═══ Data for the task

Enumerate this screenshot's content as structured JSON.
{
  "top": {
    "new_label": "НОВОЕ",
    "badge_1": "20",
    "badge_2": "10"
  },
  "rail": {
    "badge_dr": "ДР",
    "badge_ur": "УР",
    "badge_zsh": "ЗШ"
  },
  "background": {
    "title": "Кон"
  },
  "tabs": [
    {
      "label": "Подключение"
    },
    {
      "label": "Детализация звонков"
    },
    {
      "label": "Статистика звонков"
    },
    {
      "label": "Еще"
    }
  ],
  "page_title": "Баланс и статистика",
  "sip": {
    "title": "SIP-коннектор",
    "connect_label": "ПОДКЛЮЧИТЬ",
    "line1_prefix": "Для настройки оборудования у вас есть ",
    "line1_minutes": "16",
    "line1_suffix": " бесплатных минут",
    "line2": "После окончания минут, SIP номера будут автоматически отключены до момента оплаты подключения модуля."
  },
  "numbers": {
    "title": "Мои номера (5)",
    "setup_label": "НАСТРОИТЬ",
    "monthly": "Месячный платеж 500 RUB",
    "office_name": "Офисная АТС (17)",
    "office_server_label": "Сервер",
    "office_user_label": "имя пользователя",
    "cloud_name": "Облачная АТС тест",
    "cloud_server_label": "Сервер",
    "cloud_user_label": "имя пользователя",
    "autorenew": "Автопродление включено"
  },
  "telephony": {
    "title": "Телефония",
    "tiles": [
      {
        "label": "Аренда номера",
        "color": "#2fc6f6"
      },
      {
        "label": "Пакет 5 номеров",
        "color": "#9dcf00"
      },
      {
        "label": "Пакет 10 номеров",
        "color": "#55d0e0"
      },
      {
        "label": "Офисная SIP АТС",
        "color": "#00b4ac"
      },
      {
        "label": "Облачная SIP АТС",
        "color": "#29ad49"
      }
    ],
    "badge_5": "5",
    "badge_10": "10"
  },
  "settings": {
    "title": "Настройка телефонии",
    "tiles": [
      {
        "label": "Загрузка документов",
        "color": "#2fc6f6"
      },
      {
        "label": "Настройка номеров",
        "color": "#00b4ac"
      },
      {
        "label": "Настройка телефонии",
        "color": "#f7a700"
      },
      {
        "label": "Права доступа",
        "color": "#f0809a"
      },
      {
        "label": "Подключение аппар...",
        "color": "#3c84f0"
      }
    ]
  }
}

══════

**Work instructions**
Reproduce the listing above verbatim, from first line to last.

**Task answer**
Enumerate this screenshot's content as structured JSON.
{
  "top": {
    "new_label": "НОВОЕ",
    "badge_1": "20",
    "badge_2": "10"
  },
  "rail": {
    "badge_dr": "ДР",
    "badge_ur": "УР",
    "badge_zsh": "ЗШ"
  },
  "background": {
    "title": "Кон"
  },
  "tabs": [
    {
      "label": "Подключение"
    },
    {
      "label": "Детализация звонков"
    },
    {
      "label": "Статистика звонков"
    },
    {
      "label": "Еще"
    }
  ],
  "page_title": "Баланс и статистика",
  "sip": {
    "title": "SIP-коннектор",
    "connect_label": "ПОДКЛЮЧИТЬ",
    "line1_prefix": "Для настройки оборудования у вас есть ",
    "line1_minutes": "16",
    "line1_suffix": " бесплатных минут",
    "line2": "После окончания минут, SIP номера будут автоматически отключены до момента оплаты подключения модуля."
  },
  "numbers": {
    "title": "Мои номера (5)",
    "setup_label": "НАСТРОИТЬ",
    "monthly": "Месячный платеж 500 RUB",
    "office_name": "Офисная АТС (17)",
    "office_server_label": "Сервер",
    "office_user_label": "имя пользователя",
    "cloud_name": "Облачная АТС тест",
    "cloud_server_label": "Сервер",
    "cloud_user_label": "имя пользователя",
    "autorenew": "Автопродление включено"
  },
  "telephony": {
    "title": "Телефония",
    "tiles": [
      {
        "label": "Аренда номера",
        "color": "#2fc6f6"
      },
      {
        "label": "Пакет 5 номеров",
        "color": "#9dcf00"
      },
      {
        "label": "Пакет 10 номеров",
        "color": "#55d0e0"
      },
      {
        "label": "Офисная SIP АТС",
        "color": "#00b4ac"
      },
      {
        "label": "Облачная SIP АТС",
        "color": "#29ad49"
      }
    ],
    "badge_5": "5",
    "badge_10": "10"
  },
  "settings": {
    "title": "Настройка телефонии",
    "tiles": [
      {
        "label": "Загрузка документов",
        "color": "#2fc6f6"
      },
      {
        "label": "Настройка номеров",
        "color": "#00b4ac"
      },
      {
        "label": "Настройка телефонии",
        "color": "#f7a700"
      },
      {
        "label": "Права доступа",
        "color": "#f0809a"
      },
      {
        "label": "Подключение аппар...",
        "color": "#3c84f0"
      }
    ]
  }
}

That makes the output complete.